**Task statement**
Would you transcribe all of the data exactly, down to the last character?

• • • • • • •

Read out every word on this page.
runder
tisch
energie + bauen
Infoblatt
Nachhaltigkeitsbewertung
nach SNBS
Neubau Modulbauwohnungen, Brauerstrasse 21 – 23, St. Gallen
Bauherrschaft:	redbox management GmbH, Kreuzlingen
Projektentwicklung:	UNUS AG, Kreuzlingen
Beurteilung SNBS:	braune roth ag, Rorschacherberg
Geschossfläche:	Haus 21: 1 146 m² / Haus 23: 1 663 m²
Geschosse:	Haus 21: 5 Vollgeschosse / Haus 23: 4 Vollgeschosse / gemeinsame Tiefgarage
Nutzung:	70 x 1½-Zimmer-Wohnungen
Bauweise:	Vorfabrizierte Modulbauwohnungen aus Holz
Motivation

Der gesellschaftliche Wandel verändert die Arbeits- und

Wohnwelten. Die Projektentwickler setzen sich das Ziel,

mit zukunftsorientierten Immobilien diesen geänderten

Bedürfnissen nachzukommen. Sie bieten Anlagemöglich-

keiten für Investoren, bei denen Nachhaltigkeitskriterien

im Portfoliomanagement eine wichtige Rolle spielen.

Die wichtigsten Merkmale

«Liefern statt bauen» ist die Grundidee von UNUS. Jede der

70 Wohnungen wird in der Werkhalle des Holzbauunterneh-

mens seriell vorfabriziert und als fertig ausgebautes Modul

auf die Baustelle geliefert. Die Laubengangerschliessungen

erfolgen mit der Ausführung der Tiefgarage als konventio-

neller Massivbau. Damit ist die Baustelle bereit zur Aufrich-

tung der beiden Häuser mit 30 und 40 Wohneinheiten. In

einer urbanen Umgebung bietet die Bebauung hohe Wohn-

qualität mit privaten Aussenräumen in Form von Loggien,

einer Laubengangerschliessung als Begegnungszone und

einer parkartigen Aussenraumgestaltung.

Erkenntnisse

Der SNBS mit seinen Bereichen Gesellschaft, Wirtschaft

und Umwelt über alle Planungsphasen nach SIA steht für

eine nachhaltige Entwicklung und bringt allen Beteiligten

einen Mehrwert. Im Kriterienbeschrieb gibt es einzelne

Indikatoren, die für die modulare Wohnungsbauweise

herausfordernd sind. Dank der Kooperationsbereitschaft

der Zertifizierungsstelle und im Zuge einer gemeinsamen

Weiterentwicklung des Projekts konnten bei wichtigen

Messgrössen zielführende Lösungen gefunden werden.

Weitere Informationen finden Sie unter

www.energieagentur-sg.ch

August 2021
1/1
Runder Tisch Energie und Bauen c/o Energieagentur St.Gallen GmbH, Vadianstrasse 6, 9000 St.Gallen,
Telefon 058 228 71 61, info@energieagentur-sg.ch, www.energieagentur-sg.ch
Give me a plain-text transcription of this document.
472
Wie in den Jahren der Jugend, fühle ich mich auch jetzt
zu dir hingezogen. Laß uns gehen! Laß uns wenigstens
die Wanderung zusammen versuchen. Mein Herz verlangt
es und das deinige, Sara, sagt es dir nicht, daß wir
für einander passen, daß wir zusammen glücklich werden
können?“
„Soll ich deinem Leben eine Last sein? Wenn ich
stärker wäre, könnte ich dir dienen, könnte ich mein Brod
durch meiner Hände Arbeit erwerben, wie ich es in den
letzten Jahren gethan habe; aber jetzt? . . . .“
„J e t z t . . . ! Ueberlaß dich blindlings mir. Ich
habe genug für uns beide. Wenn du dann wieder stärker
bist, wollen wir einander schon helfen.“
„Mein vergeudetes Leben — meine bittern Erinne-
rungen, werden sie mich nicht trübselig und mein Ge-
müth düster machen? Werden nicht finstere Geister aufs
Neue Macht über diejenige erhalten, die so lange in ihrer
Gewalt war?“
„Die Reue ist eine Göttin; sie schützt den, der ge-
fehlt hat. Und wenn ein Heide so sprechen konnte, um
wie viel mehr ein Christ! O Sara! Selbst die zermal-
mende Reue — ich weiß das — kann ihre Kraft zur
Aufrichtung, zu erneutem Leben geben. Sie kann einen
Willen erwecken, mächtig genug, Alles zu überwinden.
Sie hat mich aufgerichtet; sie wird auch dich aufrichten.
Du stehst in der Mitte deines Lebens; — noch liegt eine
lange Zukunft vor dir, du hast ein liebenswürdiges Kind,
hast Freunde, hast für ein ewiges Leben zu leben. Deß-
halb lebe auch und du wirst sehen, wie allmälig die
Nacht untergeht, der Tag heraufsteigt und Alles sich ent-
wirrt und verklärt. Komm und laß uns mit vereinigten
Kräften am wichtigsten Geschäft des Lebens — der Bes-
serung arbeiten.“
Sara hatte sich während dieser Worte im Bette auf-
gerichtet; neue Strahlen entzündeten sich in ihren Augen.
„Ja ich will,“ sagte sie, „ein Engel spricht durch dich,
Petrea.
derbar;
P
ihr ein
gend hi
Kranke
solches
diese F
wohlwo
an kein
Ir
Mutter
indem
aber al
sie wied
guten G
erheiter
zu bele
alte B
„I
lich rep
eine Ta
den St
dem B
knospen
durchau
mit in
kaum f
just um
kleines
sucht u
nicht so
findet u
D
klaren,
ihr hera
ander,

• • • • • • •

**Answer for this exercise**
Read out every word on this page.
runder
tisch
energie + bauen
Infoblatt
Nachhaltigkeitsbewertung
nach SNBS
Neubau Modulbauwohnungen, Brauerstrasse 21 – 23, St. Gallen
Bauherrschaft:	redbox management GmbH, Kreuzlingen
Projektentwicklung:	UNUS AG, Kreuzlingen
Beurteilung SNBS:	braune roth ag, Rorschacherberg
Geschossfläche:	Haus 21: 1 146 m² / Haus 23: 1 663 m²
Geschosse:	Haus 21: 5 Vollgeschosse / Haus 23: 4 Vollgeschosse / gemeinsame Tiefgarage
Nutzung:	70 x 1½-Zimmer-Wohnungen
Bauweise:	Vorfabrizierte Modulbauwohnungen aus Holz
Motivation

Der gesellschaftliche Wandel verändert die Arbeits- und

Wohnwelten. Die Projektentwickler setzen sich das Ziel,

mit zukunftsorientierten Immobilien diesen geänderten

Bedürfnissen nachzukommen. Sie bieten Anlagemöglich-

keiten für Investoren, bei denen Nachhaltigkeitskriterien

im Portfoliomanagement eine wichtige Rolle spielen.

Die wichtigsten Merkmale

«Liefern statt bauen» ist die Grundidee von UNUS. Jede der

70 Wohnungen wird in der Werkhalle des Holzbauunterneh-

mens seriell vorfabriziert und als fertig ausgebautes Modul

auf die Baustelle geliefert. Die Laubengangerschliessungen

erfolgen mit der Ausführung der Tiefgarage als konventio-

neller Massivbau. Damit ist die Baustelle bereit zur Aufrich-

tung der beiden Häuser mit 30 und 40 Wohneinheiten. In

einer urbanen Umgebung bietet die Bebauung hohe Wohn-

qualität mit privaten Aussenräumen in Form von Loggien,

einer Laubengangerschliessung als Begegnungszone und

einer parkartigen Aussenraumgestaltung.

Erkenntnisse

Der SNBS mit seinen Bereichen Gesellschaft, Wirtschaft

und Umwelt über alle Planungsphasen nach SIA steht für

eine nachhaltige Entwicklung und bringt allen Beteiligten

einen Mehrwert. Im Kriterienbeschrieb gibt es einzelne

Indikatoren, die für die modulare Wohnungsbauweise

herausfordernd sind. Dank der Kooperationsbereitschaft

der Zertifizierungsstelle und im Zuge einer gemeinsamen

Weiterentwicklung des Projekts konnten bei wichtigen

Messgrössen zielführende Lösungen gefunden werden.

Weitere Informationen finden Sie unter

www.energieagentur-sg.ch

August 2021
1/1
Runder Tisch Energie und Bauen c/o Energieagentur St.Gallen GmbH, Vadianstrasse 6, 9000 St.Gallen,
Telefon 058 228 71 61, info@energieagentur-sg.ch, www.energieagentur-sg.ch
Give me a plain-text transcription of this document.
472
Wie in den Jahren der Jugend, fühle ich mich auch jetzt
zu dir hingezogen. Laß uns gehen! Laß uns wenigstens
die Wanderung zusammen versuchen. Mein Herz verlangt
es und das deinige, Sara, sagt es dir nicht, daß wir
für einander passen, daß wir zusammen glücklich werden
können?“
„Soll ich deinem Leben eine Last sein? Wenn ich
stärker wäre, könnte ich dir dienen, könnte ich mein Brod
durch meiner Hände Arbeit erwerben, wie ich es in den
letzten Jahren gethan habe; aber jetzt? . . . .“
„J e t z t . . . ! Ueberlaß dich blindlings mir. Ich
habe genug für uns beide. Wenn du dann wieder stärker
bist, wollen wir einander schon helfen.“
„Mein vergeudetes Leben — meine bittern Erinne-
rungen, werden sie mich nicht trübselig und mein Ge-
müth düster machen? Werden nicht finstere Geister aufs
Neue Macht über diejenige erhalten, die so lange in ihrer
Gewalt war?“
„Die Reue ist eine Göttin; sie schützt den, der ge-
fehlt hat. Und wenn ein Heide so sprechen konnte, um
wie viel mehr ein Christ! O Sara! Selbst die zermal-
mende Reue — ich weiß das — kann ihre Kraft zur
Aufrichtung, zu erneutem Leben geben. Sie kann einen
Willen erwecken, mächtig genug, Alles zu überwinden.
Sie hat mich aufgerichtet; sie wird auch dich aufrichten.
Du stehst in der Mitte deines Lebens; — noch liegt eine
lange Zukunft vor dir, du hast ein liebenswürdiges Kind,
hast Freunde, hast für ein ewiges Leben zu leben. Deß-
halb lebe auch und du wirst sehen, wie allmälig die
Nacht untergeht, der Tag heraufsteigt und Alles sich ent-
wirrt und verklärt. Komm und laß uns mit vereinigten
Kräften am wichtigsten Geschäft des Lebens — der Bes-
serung arbeiten.“
Sara hatte sich während dieser Worte im Bette auf-
gerichtet; neue Strahlen entzündeten sich in ihren Augen.
„Ja ich will,“ sagte sie, „ein Engel spricht durch dich,
Petrea.
derbar;
P
ihr ein
gend hi
Kranke
solches
diese F
wohlwo
an kein
Ir
Mutter
indem
aber al
sie wied
guten G
erheiter
zu bele
alte B
„I
lich rep
eine Ta
den St
dem B
knospen
durchau
mit in
kaum f
just um
kleines
sucht u
nicht so
findet u
D
klaren,
ihr hera
ander,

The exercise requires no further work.